* [Extracted text]
The Bear Necessities are an award-winning, TTBB acappella group from Brown University.  They were established in 1992 making them the youngest of the three TTBB acappella groups at Brown. The Bears have released 7 albums, and are currently in the process of recording their 8th.  They are best known for wearing suspenders and former member Masi Oka, one of the best known alumnus of a college a cappella group and actor in the television series Heroes.  Also known as “The Bears,” the group performs at Brown, across the country and internationally. Their repertoire ranges from R&B to jazz to classic rock to pop to Disney songs.  Founded as an alternative a cappella ensemble, the group has a tradition of highly theatrical, interactive performance and is known for creating a fun, down-to-earth atmosphere in both rehearsal and concert. This is evident in the final track of each of their albums, titled “Bear-a-oke,” a karaoke version of one of the album’s songs designed to invite the listener to sing along. The group’s alumni song is Streets of Philadelphia by Bruce Springsteen, arranged by member Andrew Callard in 1995.

* [Provided records]
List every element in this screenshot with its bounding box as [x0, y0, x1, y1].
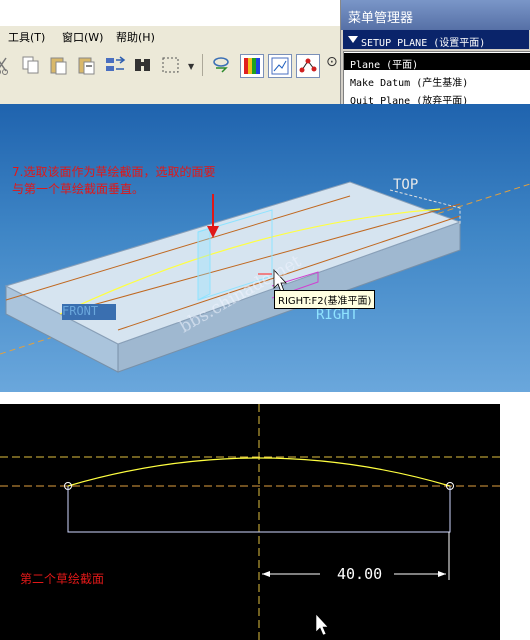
datum-display-icon[interactable]	[296, 54, 320, 78]
setup-plane-header[interactable]: SETUP PLANE (设置平面)	[343, 30, 529, 49]
model-graphics[interactable]	[0, 104, 530, 392]
menu-window[interactable]: 窗口(W)	[62, 29, 103, 45]
menu-tools[interactable]: 工具(T)	[8, 29, 45, 45]
sketch-view[interactable]: 40.00 第二个草绘截面	[0, 404, 500, 640]
sketch-graphics[interactable]	[0, 404, 500, 640]
spin-center-icon[interactable]: ⊙	[326, 54, 338, 70]
menu-item-make-datum[interactable]: Make Datum (产生基准)	[344, 71, 530, 89]
dim-arrow-left	[262, 571, 270, 577]
select-box-icon[interactable]	[160, 54, 182, 76]
orient-icon[interactable]	[210, 54, 232, 76]
menu-manager-title: 菜单管理器	[341, 0, 530, 30]
right-plane-edge	[197, 227, 211, 301]
toolbar: ▼ ⊙	[0, 46, 340, 105]
paste-special-icon[interactable]	[76, 54, 98, 76]
datum-label-right[interactable]: RIGHT	[316, 307, 358, 323]
dim-arrow-right	[438, 571, 446, 577]
sketch-mouse-cursor	[315, 613, 329, 636]
sketch-caption: 第二个草绘截面	[20, 572, 105, 586]
color-appearance-icon[interactable]	[240, 54, 264, 78]
collapse-arrow-icon[interactable]	[348, 36, 358, 43]
dimension-value[interactable]: 40.00	[337, 565, 382, 583]
menu-item-plane[interactable]: Plane (平面)	[344, 53, 530, 71]
menu-manager-list: Plane (平面) Make Datum (产生基准) Quit Plane …	[343, 51, 530, 111]
menu-manager: 菜单管理器 SETUP PLANE (设置平面) Plane (平面) Make…	[340, 0, 530, 115]
menu-help[interactable]: 帮助(H)	[116, 29, 155, 45]
paste-icon[interactable]	[48, 54, 70, 76]
menu-bar: 工具(T) 窗口(W) 帮助(H)	[0, 26, 340, 46]
step-annotation: 7.选取该面作为草绘截面，选取的面要 与第一个草绘截面垂直。	[12, 165, 216, 196]
model-viewport[interactable]: 7.选取该面作为草绘截面，选取的面要 与第一个草绘截面垂直。 TOP RIGHT…	[0, 104, 530, 392]
datum-label-front[interactable]: FRONT	[62, 304, 116, 320]
datum-label-top[interactable]: TOP	[393, 177, 418, 193]
copy-icon[interactable]	[20, 54, 42, 76]
cut-icon[interactable]	[0, 54, 14, 76]
chevron-down-icon[interactable]: ▼	[188, 62, 194, 71]
model-tree-icon[interactable]	[268, 54, 292, 78]
regenerate-icon[interactable]	[104, 54, 126, 76]
preselect-tooltip: RIGHT:F2(基准平面)	[274, 290, 376, 309]
find-icon[interactable]	[132, 54, 154, 76]
toolbar-separator	[202, 54, 203, 76]
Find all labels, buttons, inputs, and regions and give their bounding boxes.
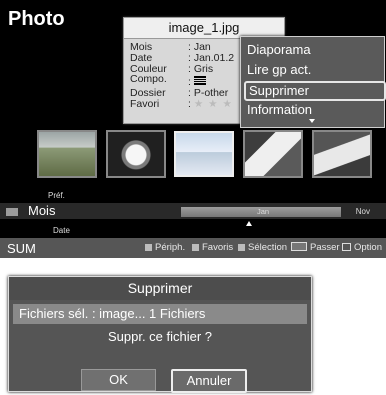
confirmation-message: Suppr. ce fichier ? (107, 329, 213, 344)
detail-value: : (188, 74, 236, 88)
menu-scroll-down-icon (309, 119, 315, 123)
detail-row-date: Date : Jan.01.2 (130, 51, 236, 64)
options-help: Option (342, 242, 382, 254)
photo-browser-screen: Photo image_1.jpg Mois: Jan Date: Jan.01… (0, 0, 386, 258)
timeline-current-label: Jan (257, 207, 270, 216)
source-label: SUM (7, 241, 36, 256)
group-marker-icon (6, 208, 18, 216)
gray-button-icon (192, 244, 199, 251)
detail-value: : Jan.01.2 (188, 52, 235, 64)
selection-help: Sélection (238, 242, 287, 254)
next-group-label: Date (53, 226, 70, 235)
selected-files-info: Fichiers sél. : image... 1 Fichiers (13, 304, 307, 324)
gray-button-icon (145, 244, 152, 251)
app-title: Photo (8, 8, 65, 30)
previous-group-label: Préf. (48, 191, 65, 200)
current-group-label[interactable]: Mois (28, 203, 55, 219)
detail-value: : Gris (188, 63, 214, 75)
dialog-title: Supprimer (9, 277, 311, 300)
device-help: Périph. (145, 242, 185, 254)
favorites-help: Favoris (192, 242, 233, 254)
image-details: Mois: Jan Date: Jan.01.2 Couleur: Gris C… (130, 42, 236, 110)
menu-item-play-group[interactable]: Lire gp act. (247, 61, 375, 79)
detail-label: Date (130, 51, 153, 64)
group-timeline-bar: Mois Jan Nov (0, 203, 386, 219)
tools-icon (342, 243, 351, 251)
favorite-stars-icon: ★ ★ ★ (193, 98, 233, 110)
cancel-button[interactable]: Annuler (171, 369, 247, 393)
detail-row-favorite: Favori : ★ ★ ★ (130, 99, 236, 110)
menu-item-information[interactable]: Information (247, 101, 375, 119)
thumbnail-landscape[interactable] (312, 130, 372, 178)
thumbnail-selected[interactable] (174, 131, 234, 177)
detail-row-composition: Compo.: (130, 74, 236, 88)
timeline-end-label: Nov (355, 207, 370, 216)
detail-label: Compo. (130, 73, 167, 86)
thumbnail-sheep[interactable] (37, 130, 97, 178)
detail-value: : Jan (188, 42, 211, 53)
thumbnail-mountain[interactable] (243, 130, 303, 178)
detail-value: : ★ ★ ★ (188, 98, 233, 110)
thumbnail-strip (0, 127, 386, 182)
select-button-icon (238, 244, 245, 251)
menu-item-delete[interactable]: Supprimer (244, 81, 386, 101)
bottom-help-bar: SUM Périph. Favoris Sélection Passer Opt… (0, 238, 386, 258)
composition-icon (193, 76, 206, 86)
timeline-position-icon (246, 221, 252, 226)
tools-menu: Diaporama Lire gp act. Supprimer Informa… (240, 36, 386, 128)
thumbnail-flower[interactable] (106, 130, 166, 178)
detail-value: : P-other (188, 88, 229, 99)
menu-item-slideshow[interactable]: Diaporama (247, 41, 375, 59)
ok-button[interactable]: OK (81, 369, 156, 391)
detail-label: Favori (130, 97, 160, 110)
delete-confirmation-dialog: Supprimer Fichiers sél. : image... 1 Fic… (8, 276, 312, 393)
skip-help: Passer (291, 242, 340, 254)
rewind-forward-icon (291, 242, 307, 251)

* [Required task]
Answer these questions from the text about the Bear Necessities.
(a) In what year was the group established?
(b) What is the title of the final track on each of the group's albums?
(c) Which song is the group's alumni song, and who arranged it?

* [Exercise output]
(a) 1992
(b) "Bear-a-oke"
(c) "Streets of Philadelphia" by Bruce Springsteen, arranged by member Andrew Callard in 1995